What to produce
Copy every line from the material below that holds "xlabel".

*** Opening of Data to process ***

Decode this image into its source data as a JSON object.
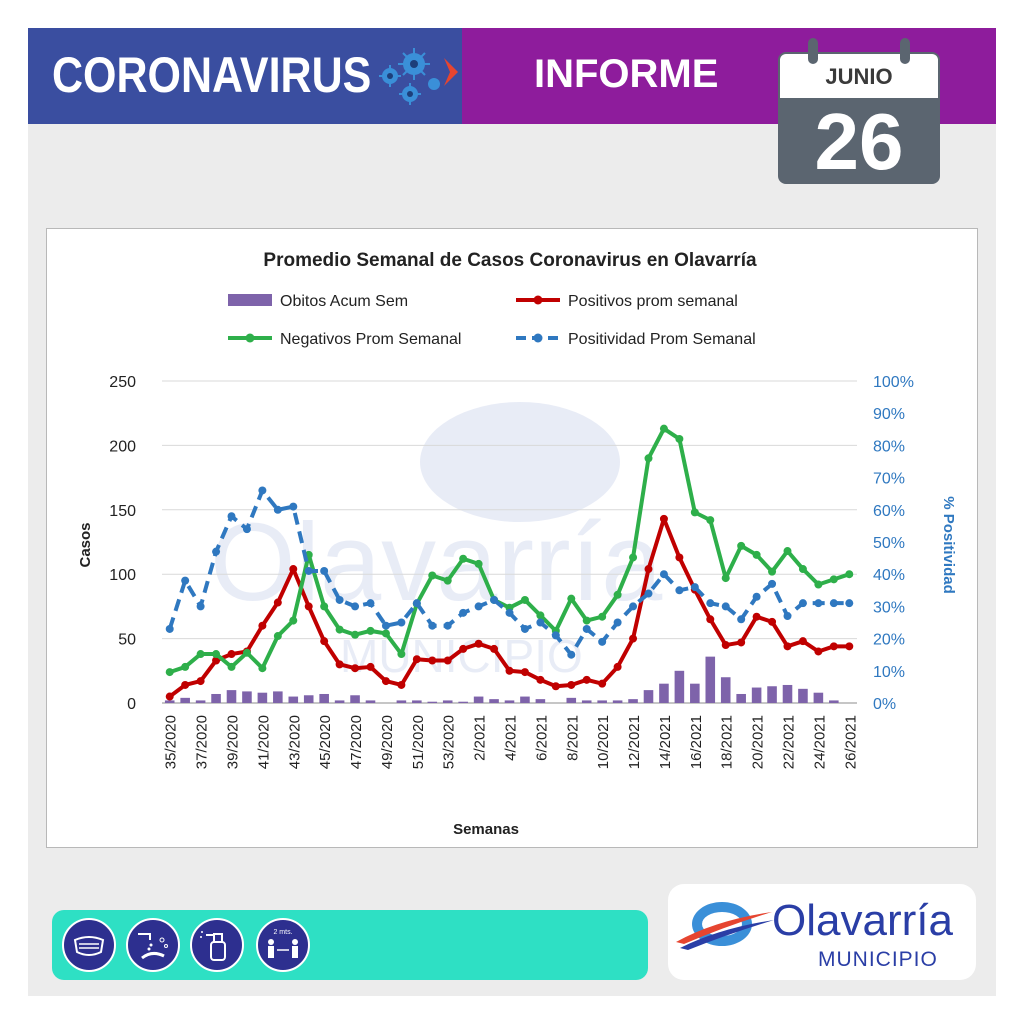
{
  "header": {
    "title": "CORONAVIRUS",
    "subtitle": "INFORME",
    "left_color": "#3a4ea0",
    "right_color": "#8e1c9c"
  },
  "calendar": {
    "month": "JUNIO",
    "day": "26"
  },
  "watermark": {
    "text": "Olavarría",
    "sub": "MUNICIPIO"
  },
  "footer": {
    "icons": [
      "face-mask-icon",
      "hand-washing-icon",
      "sanitizer-spray-icon",
      "social-distance-icon"
    ],
    "distance_label": "2 mts.",
    "bar_color": "#2ee0c4"
  },
  "logo": {
    "name": "Olavarría",
    "sub": "MUNICIPIO"
  },
  "chart_data": {
    "type": "line",
    "title": "Promedio Semanal de Casos Coronavirus en Olavarría",
    "xlabel": "Semanas",
    "ylabel": "Casos",
    "y2label": "% Positividad",
    "ylim": [
      0,
      250
    ],
    "yticks": [
      "0",
      "50",
      "100",
      "150",
      "200",
      "250"
    ],
    "y2lim": [
      0,
      100
    ],
    "y2ticks": [
      "0%",
      "10%",
      "20%",
      "30%",
      "40%",
      "50%",
      "60%",
      "70%",
      "80%",
      "90%",
      "100%"
    ],
    "grid": true,
    "legend_position": "top",
    "categories": [
      "35/2020",
      "36/2020",
      "37/2020",
      "38/2020",
      "39/2020",
      "40/2020",
      "41/2020",
      "42/2020",
      "43/2020",
      "44/2020",
      "45/2020",
      "46/2020",
      "47/2020",
      "48/2020",
      "49/2020",
      "50/2020",
      "51/2020",
      "52/2020",
      "53/2020",
      "1/2021",
      "2/2021",
      "3/2021",
      "4/2021",
      "5/2021",
      "6/2021",
      "7/2021",
      "8/2021",
      "9/2021",
      "10/2021",
      "11/2021",
      "12/2021",
      "13/2021",
      "14/2021",
      "15/2021",
      "16/2021",
      "17/2021",
      "18/2021",
      "19/2021",
      "20/2021",
      "21/2021",
      "22/2021",
      "23/2021",
      "24/2021",
      "25/2021",
      "26/2021"
    ],
    "tick_labels": [
      "35/2020",
      "37/2020",
      "39/2020",
      "41/2020",
      "43/2020",
      "45/2020",
      "47/2020",
      "49/2020",
      "51/2020",
      "53/2020",
      "2/2021",
      "4/2021",
      "6/2021",
      "8/2021",
      "10/2021",
      "12/2021",
      "14/2021",
      "16/2021",
      "18/2021",
      "20/2021",
      "22/2021",
      "24/2021",
      "26/2021"
    ],
    "series": [
      {
        "name": "Obitos Acum Sem",
        "type": "bar",
        "axis": "left",
        "color": "#7e63aa",
        "values": [
          2,
          4,
          2,
          7,
          10,
          9,
          8,
          9,
          5,
          6,
          7,
          2,
          6,
          2,
          0,
          2,
          2,
          1,
          2,
          1,
          5,
          3,
          2,
          5,
          3,
          0,
          4,
          2,
          2,
          2,
          3,
          10,
          15,
          25,
          15,
          36,
          20,
          7,
          12,
          13,
          14,
          11,
          8,
          2,
          0
        ]
      },
      {
        "name": "Positivos prom semanal",
        "type": "line",
        "axis": "left",
        "color": "#c00000",
        "values": [
          5,
          14,
          17,
          33,
          38,
          40,
          60,
          78,
          104,
          75,
          48,
          30,
          27,
          28,
          17,
          14,
          34,
          33,
          33,
          42,
          46,
          42,
          25,
          24,
          18,
          13,
          14,
          18,
          15,
          28,
          50,
          104,
          143,
          113,
          88,
          65,
          45,
          47,
          67,
          63,
          44,
          48,
          40,
          44,
          44
        ]
      },
      {
        "name": "Negativos Prom Semanal",
        "type": "line",
        "axis": "left",
        "color": "#2eaf4a",
        "values": [
          24,
          28,
          38,
          38,
          28,
          39,
          27,
          52,
          64,
          115,
          75,
          57,
          53,
          56,
          54,
          38,
          77,
          99,
          95,
          112,
          108,
          80,
          74,
          80,
          68,
          56,
          81,
          64,
          67,
          84,
          113,
          190,
          213,
          205,
          148,
          142,
          97,
          122,
          115,
          102,
          118,
          104,
          92,
          96,
          100
        ]
      },
      {
        "name": "Positividad Prom Semanal",
        "type": "line",
        "axis": "right",
        "dashed": true,
        "color": "#2f78c0",
        "values": [
          23,
          38,
          30,
          47,
          58,
          54,
          66,
          60,
          61,
          41,
          41,
          32,
          30,
          31,
          24,
          25,
          31,
          24,
          24,
          28,
          30,
          32,
          28,
          23,
          25,
          21,
          15,
          23,
          19,
          25,
          30,
          34,
          40,
          35,
          36,
          31,
          30,
          26,
          33,
          37,
          27,
          31,
          31,
          31,
          31
        ]
      }
    ]
  }
}
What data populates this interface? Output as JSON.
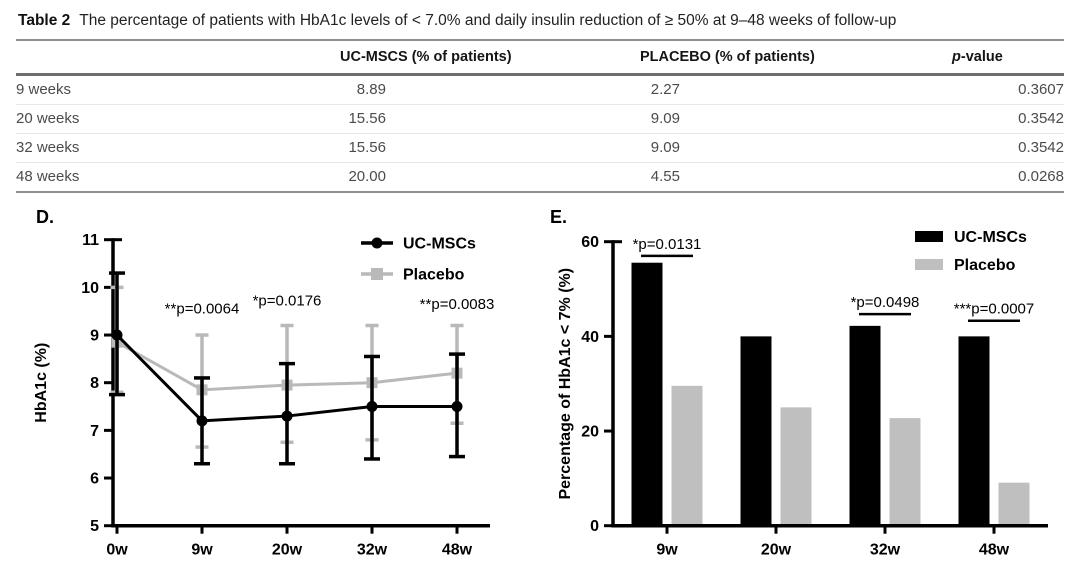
{
  "table": {
    "label": "Table 2",
    "caption": "The percentage of patients with HbA1c levels of < 7.0% and daily insulin reduction of ≥ 50% at 9–48 weeks of follow-up",
    "columns": [
      "",
      "UC-MSCS (% of patients)",
      "PLACEBO (% of patients)"
    ],
    "p_header": {
      "italic": "p",
      "rest": "-value"
    },
    "rows": [
      [
        "9 weeks",
        "8.89",
        "2.27",
        "0.3607"
      ],
      [
        "20 weeks",
        "15.56",
        "9.09",
        "0.3542"
      ],
      [
        "32 weeks",
        "15.56",
        "9.09",
        "0.3542"
      ],
      [
        "48 weeks",
        "20.00",
        "4.55",
        "0.0268"
      ]
    ]
  },
  "chart_data": [
    {
      "type": "line",
      "panel_label": "D.",
      "x_categories": [
        "0w",
        "9w",
        "20w",
        "32w",
        "48w"
      ],
      "xlabel": "",
      "ylabel": "HbA1c (%)",
      "ylim": [
        5,
        11
      ],
      "yticks": [
        5,
        6,
        7,
        8,
        9,
        10,
        11
      ],
      "grid": false,
      "legend_position": "top-right",
      "series": [
        {
          "name": "UC-MSCs",
          "color": "#000000",
          "marker": "circle",
          "values": [
            9.0,
            7.2,
            7.3,
            7.5,
            7.5
          ],
          "err_low": [
            7.75,
            6.3,
            6.3,
            6.4,
            6.45
          ],
          "err_high": [
            10.3,
            8.1,
            8.4,
            8.55,
            8.6
          ]
        },
        {
          "name": "Placebo",
          "color": "#b9b9b9",
          "marker": "square",
          "values": [
            8.85,
            7.85,
            7.95,
            8.0,
            8.2
          ],
          "err_low": [
            7.8,
            6.65,
            6.75,
            6.8,
            7.15
          ],
          "err_high": [
            10.0,
            9.0,
            9.2,
            9.2,
            9.2
          ]
        }
      ],
      "annotations": [
        {
          "text": "**p=0.0064",
          "x_index": 1,
          "y": 9.45
        },
        {
          "text": "*p=0.0176",
          "x_index": 2,
          "y": 9.62
        },
        {
          "text": "**p=0.0083",
          "x_index": 4,
          "y": 9.55
        }
      ]
    },
    {
      "type": "bar",
      "panel_label": "E.",
      "x_categories": [
        "9w",
        "20w",
        "32w",
        "48w"
      ],
      "xlabel": "",
      "ylabel": "Percentage of HbA1c < 7% (%)",
      "ylim": [
        0,
        60
      ],
      "yticks": [
        0,
        20,
        40,
        60
      ],
      "grid": false,
      "legend_position": "top-right",
      "series": [
        {
          "name": "UC-MSCs",
          "color": "#000000",
          "values": [
            55.56,
            40.0,
            42.22,
            40.0
          ]
        },
        {
          "name": "Placebo",
          "color": "#bfbfbf",
          "values": [
            29.55,
            25.0,
            22.73,
            9.09
          ]
        }
      ],
      "annotations": [
        {
          "text": "*p=0.0131",
          "group_index": 0,
          "line_y": 57.0
        },
        {
          "text": "*p=0.0498",
          "group_index": 2,
          "line_y": 44.7
        },
        {
          "text": "***p=0.0007",
          "group_index": 3,
          "line_y": 43.3
        }
      ]
    }
  ]
}
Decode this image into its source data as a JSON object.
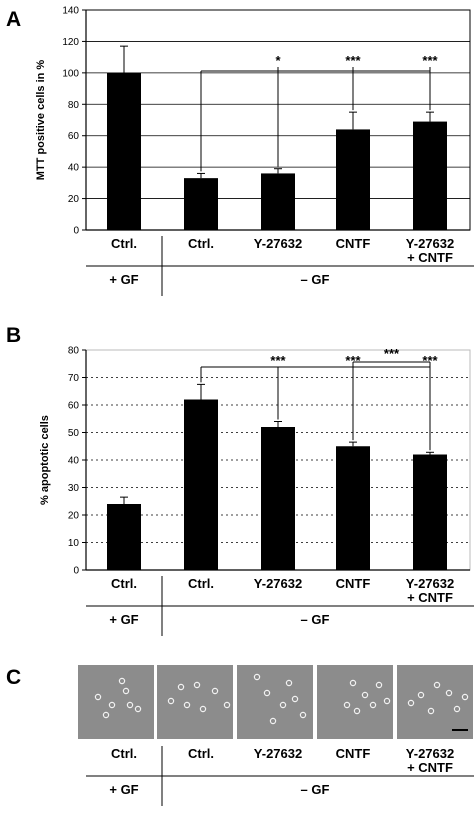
{
  "panel_letters": [
    "A",
    "B",
    "C"
  ],
  "chart_data": [
    {
      "type": "bar",
      "panel": "A",
      "ylabel": "MTT positive cells in %",
      "ylim": [
        0,
        140
      ],
      "yticks": [
        0,
        20,
        40,
        60,
        80,
        100,
        120,
        140
      ],
      "grid": "solid",
      "categories": [
        "Ctrl.",
        "Ctrl.",
        "Y-27632",
        "CNTF",
        "Y-27632\n+ CNTF"
      ],
      "values": [
        100,
        33,
        36,
        64,
        69
      ],
      "errors": [
        17,
        3,
        3,
        11,
        6
      ],
      "groups": [
        "+ GF",
        "– GF"
      ],
      "significance": [
        {
          "from": 1,
          "to": 2,
          "label": "*"
        },
        {
          "from": 1,
          "to": 3,
          "label": "***"
        },
        {
          "from": 1,
          "to": 4,
          "label": "***"
        }
      ]
    },
    {
      "type": "bar",
      "panel": "B",
      "ylabel": "% apoptotic cells",
      "ylim": [
        0,
        80
      ],
      "yticks": [
        0,
        10,
        20,
        30,
        40,
        50,
        60,
        70,
        80
      ],
      "grid": "dotted",
      "categories": [
        "Ctrl.",
        "Ctrl.",
        "Y-27632",
        "CNTF",
        "Y-27632\n+ CNTF"
      ],
      "values": [
        24,
        62,
        52,
        45,
        42
      ],
      "errors": [
        2.5,
        5.5,
        2,
        1.5,
        0.8
      ],
      "groups": [
        "+ GF",
        "– GF"
      ],
      "significance": [
        {
          "from": 1,
          "to": 2,
          "label": "***"
        },
        {
          "from": 1,
          "to": 3,
          "label": "***"
        },
        {
          "from": 1,
          "to": 4,
          "label": "***"
        },
        {
          "from": 3,
          "to": 4,
          "label": "***"
        }
      ]
    }
  ],
  "panel_c": {
    "categories": [
      "Ctrl.",
      "Ctrl.",
      "Y-27632",
      "CNTF",
      "Y-27632\n+ CNTF"
    ],
    "groups": [
      "+ GF",
      "– GF"
    ],
    "photos": [
      "micrograph",
      "micrograph",
      "micrograph",
      "micrograph",
      "micrograph"
    ],
    "scale_bar": true
  }
}
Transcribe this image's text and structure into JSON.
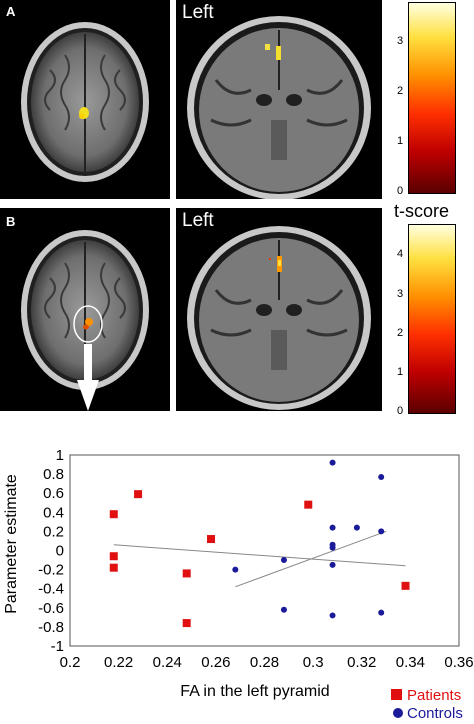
{
  "panels": {
    "a_label": "A",
    "b_label": "B",
    "left_label_top": "Left",
    "left_label_bottom": "Left"
  },
  "colorbars": {
    "top": {
      "ticks": [
        "3",
        "2",
        "1",
        "0"
      ],
      "max": 3.8
    },
    "bottom": {
      "title": "t-score",
      "ticks": [
        "4",
        "3",
        "2",
        "1",
        "0"
      ],
      "max": 4.8
    }
  },
  "chart_data": {
    "type": "scatter",
    "xlabel": "FA in the left pyramid",
    "ylabel": "Parameter estimate",
    "xlim": [
      0.2,
      0.36
    ],
    "ylim": [
      -1,
      1
    ],
    "xticks": [
      "0.2",
      "0.22",
      "0.24",
      "0.26",
      "0.28",
      "0.3",
      "0.32",
      "0.34",
      "0.36"
    ],
    "yticks": [
      "1",
      "0.8",
      "0.6",
      "0.4",
      "0.2",
      "0",
      "-0.2",
      "-0.4",
      "-0.6",
      "-0.8",
      "-1"
    ],
    "series": [
      {
        "name": "Patients",
        "color": "#e01010",
        "marker": "square",
        "points": [
          [
            0.218,
            0.38
          ],
          [
            0.228,
            0.59
          ],
          [
            0.218,
            -0.06
          ],
          [
            0.218,
            -0.18
          ],
          [
            0.248,
            -0.24
          ],
          [
            0.248,
            -0.76
          ],
          [
            0.258,
            0.12
          ],
          [
            0.298,
            0.48
          ],
          [
            0.338,
            -0.37
          ]
        ],
        "fit": [
          [
            0.218,
            0.06
          ],
          [
            0.338,
            -0.16
          ]
        ]
      },
      {
        "name": "Controls",
        "color": "#1a1a9a",
        "marker": "circle",
        "points": [
          [
            0.268,
            -0.2
          ],
          [
            0.288,
            -0.62
          ],
          [
            0.288,
            -0.1
          ],
          [
            0.308,
            0.92
          ],
          [
            0.308,
            0.24
          ],
          [
            0.308,
            0.06
          ],
          [
            0.308,
            0.03
          ],
          [
            0.308,
            -0.15
          ],
          [
            0.308,
            -0.68
          ],
          [
            0.318,
            0.24
          ],
          [
            0.328,
            0.77
          ],
          [
            0.328,
            0.2
          ],
          [
            0.328,
            -0.65
          ]
        ],
        "fit": [
          [
            0.268,
            -0.38
          ],
          [
            0.33,
            0.2
          ]
        ]
      }
    ]
  }
}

*** Close of Data to process ***

Exercise response
    "xlabel": "Semanas",
      "xlabel": "",
      "xlabel": "",
    "xlabel": "FA in the left pyramid",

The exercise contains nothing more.